Goal of the exercise:
Repeat every line of the data exactly, but not the pictures.
--- Start of Data supplied ---
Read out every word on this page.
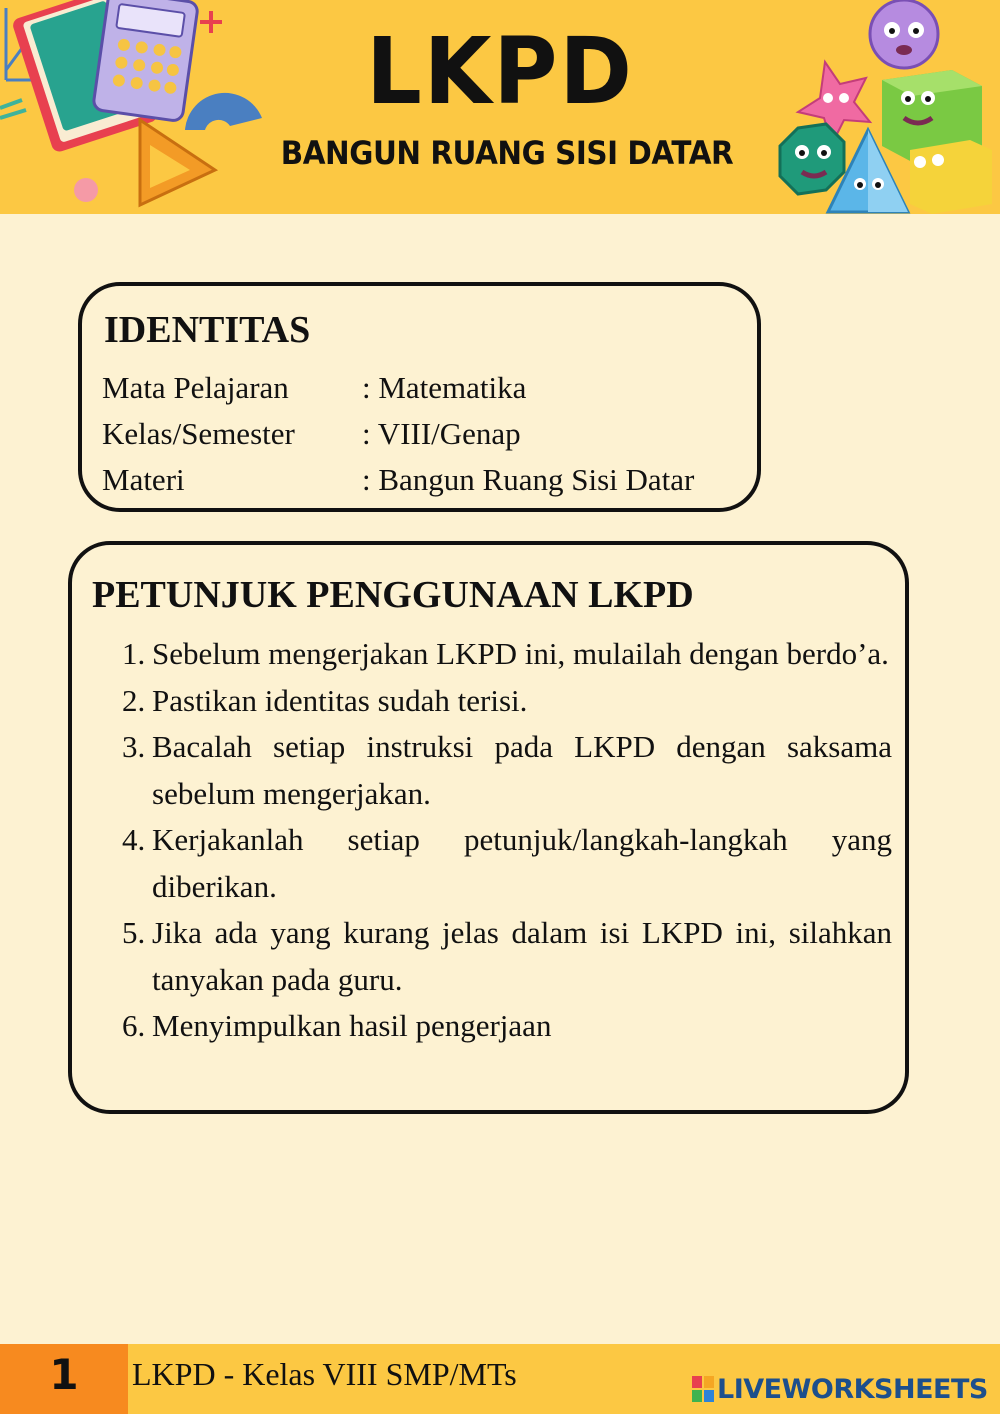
LKPD
BANGUN RUANG SISI DATAR
IDENTITAS
Mata Pelajaran : Matematika
Kelas/Semester : VIII/Genap
Materi	: Bangun Ruang Sisi Datar
PETUNJUK PENGGUNAAN LKPD
1. Sebelum mengerjakan LKPD ini, mulailah dengan berdo’a.
2. Pastikan identitas sudah terisi.
3. Bacalah setiap instruksi pada LKPD dengan saksama sebelum mengerjakan.
4. Kerjakanlah setiap petunjuk/langkah-langkah yang diberikan.
5. Jika ada yang kurang jelas dalam isi LKPD ini, silahkan tanyakan pada guru.
6. Menyimpulkan hasil pengerjaan
1	LKPD - Kelas VIII SMP/MTs	LIVEWORKSHEETS
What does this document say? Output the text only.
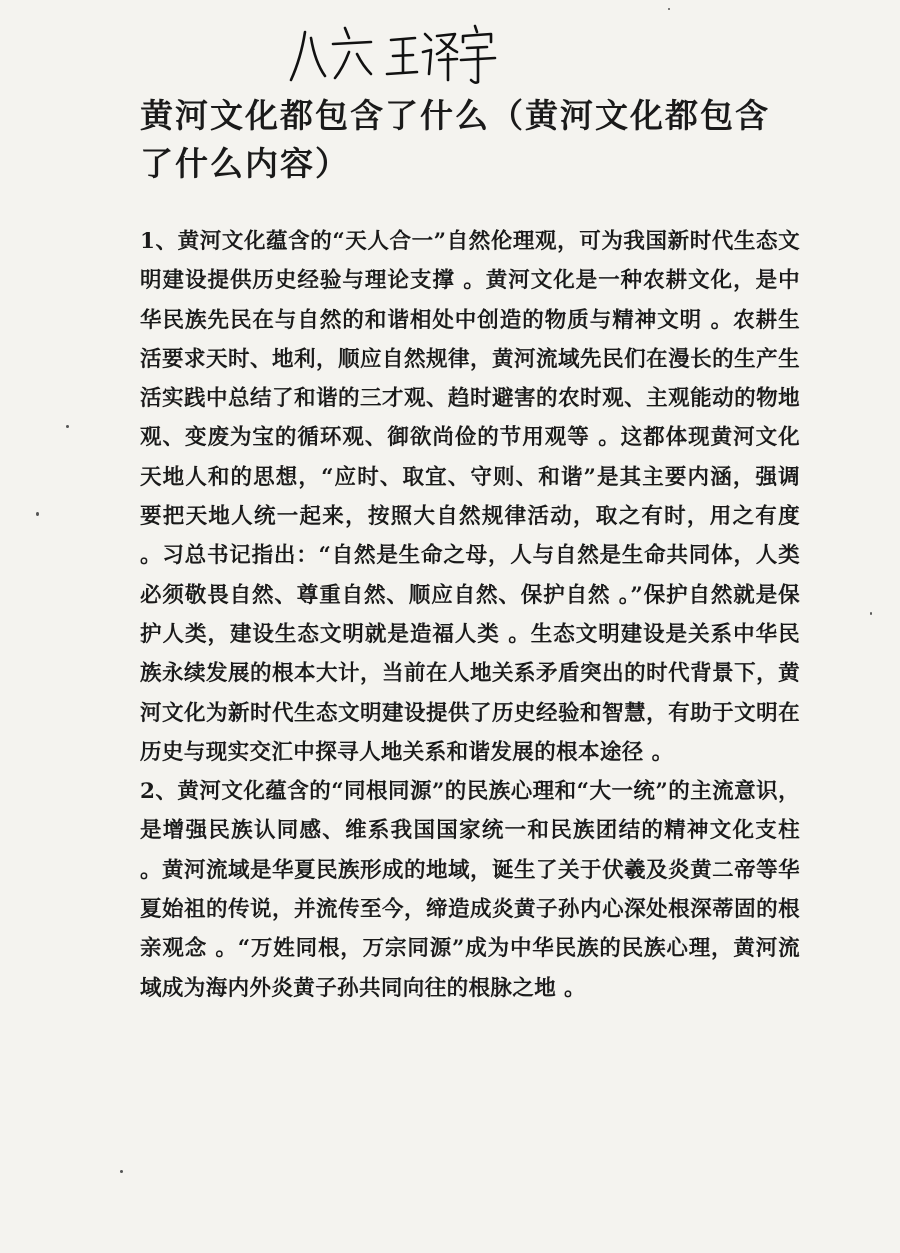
黄河文化都包含了什么（黄河文化都包含了什么内容）

1、黄河文化蕴含的“天人合一”自然伦理观，可为我国新时代生态文明建设提供历史经验与理论支撑 。黄河文化是一种农耕文化，是中华民族先民在与自然的和谐相处中创造的物质与精神文明 。农耕生活要求天时、地利，顺应自然规律，黄河流域先民们在漫长的生产生活实践中总结了和谐的三才观、趋时避害的农时观、主观能动的物地观、变废为宝的循环观、御欲尚俭的节用观等 。这都体现黄河文化天地人和的思想，“应时、取宜、守则、和谐”是其主要内涵，强调要把天地人统一起来，按照大自然规律活动，取之有时，用之有度 。习总书记指出：“自然是生命之母，人与自然是生命共同体，人类必须敬畏自然、尊重自然、顺应自然、保护自然 。”保护自然就是保护人类，建设生态文明就是造福人类 。生态文明建设是关系中华民族永续发展的根本大计，当前在人地关系矛盾突出的时代背景下，黄河文化为新时代生态文明建设提供了历史经验和智慧，有助于文明在历史与现实交汇中探寻人地关系和谐发展的根本途径 。

2、黄河文化蕴含的“同根同源”的民族心理和“大一统”的主流意识，是增强民族认同感、维系我国国家统一和民族团结的精神文化支柱 。黄河流域是华夏民族形成的地域，诞生了关于伏羲及炎黄二帝等华夏始祖的传说，并流传至今，缔造成炎黄子孙内心深处根深蒂固的根亲观念 。“万姓同根，万宗同源”成为中华民族的民族心理，黄河流域成为海内外炎黄子孙共同向往的根脉之地 。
--- End of Data supplied ---
Exercise result:
Read out every word on this page.
LKPD
BANGUN RUANG SISI DATAR
IDENTITAS
Mata Pelajaran : Matematika
Kelas/Semester : VIII/Genap
Materi	: Bangun Ruang Sisi Datar
PETUNJUK PENGGUNAAN LKPD
1. Sebelum mengerjakan LKPD ini, mulailah dengan berdo’a.
2. Pastikan identitas sudah terisi.
3. Bacalah setiap instruksi pada LKPD dengan saksama sebelum mengerjakan.
4. Kerjakanlah setiap petunjuk/langkah-langkah yang diberikan.
5. Jika ada yang kurang jelas dalam isi LKPD ini, silahkan tanyakan pada guru.
6. Menyimpulkan hasil pengerjaan
1	LKPD - Kelas VIII SMP/MTs	LIVEWORKSHEETS
What does this document say? Output the text only.
黄河文化都包含了什么（黄河文化都包含了什么内容）

1、黄河文化蕴含的“天人合一”自然伦理观，可为我国新时代生态文明建设提供历史经验与理论支撑 。黄河文化是一种农耕文化，是中华民族先民在与自然的和谐相处中创造的物质与精神文明 。农耕生活要求天时、地利，顺应自然规律，黄河流域先民们在漫长的生产生活实践中总结了和谐的三才观、趋时避害的农时观、主观能动的物地观、变废为宝的循环观、御欲尚俭的节用观等 。这都体现黄河文化天地人和的思想，“应时、取宜、守则、和谐”是其主要内涵，强调要把天地人统一起来，按照大自然规律活动，取之有时，用之有度 。习总书记指出：“自然是生命之母，人与自然是生命共同体，人类必须敬畏自然、尊重自然、顺应自然、保护自然 。”保护自然就是保护人类，建设生态文明就是造福人类 。生态文明建设是关系中华民族永续发展的根本大计，当前在人地关系矛盾突出的时代背景下，黄河文化为新时代生态文明建设提供了历史经验和智慧，有助于文明在历史与现实交汇中探寻人地关系和谐发展的根本途径 。

2、黄河文化蕴含的“同根同源”的民族心理和“大一统”的主流意识，是增强民族认同感、维系我国国家统一和民族团结的精神文化支柱 。黄河流域是华夏民族形成的地域，诞生了关于伏羲及炎黄二帝等华夏始祖的传说，并流传至今，缔造成炎黄子孙内心深处根深蒂固的根亲观念 。“万姓同根，万宗同源”成为中华民族的民族心理，黄河流域成为海内外炎黄子孙共同向往的根脉之地 。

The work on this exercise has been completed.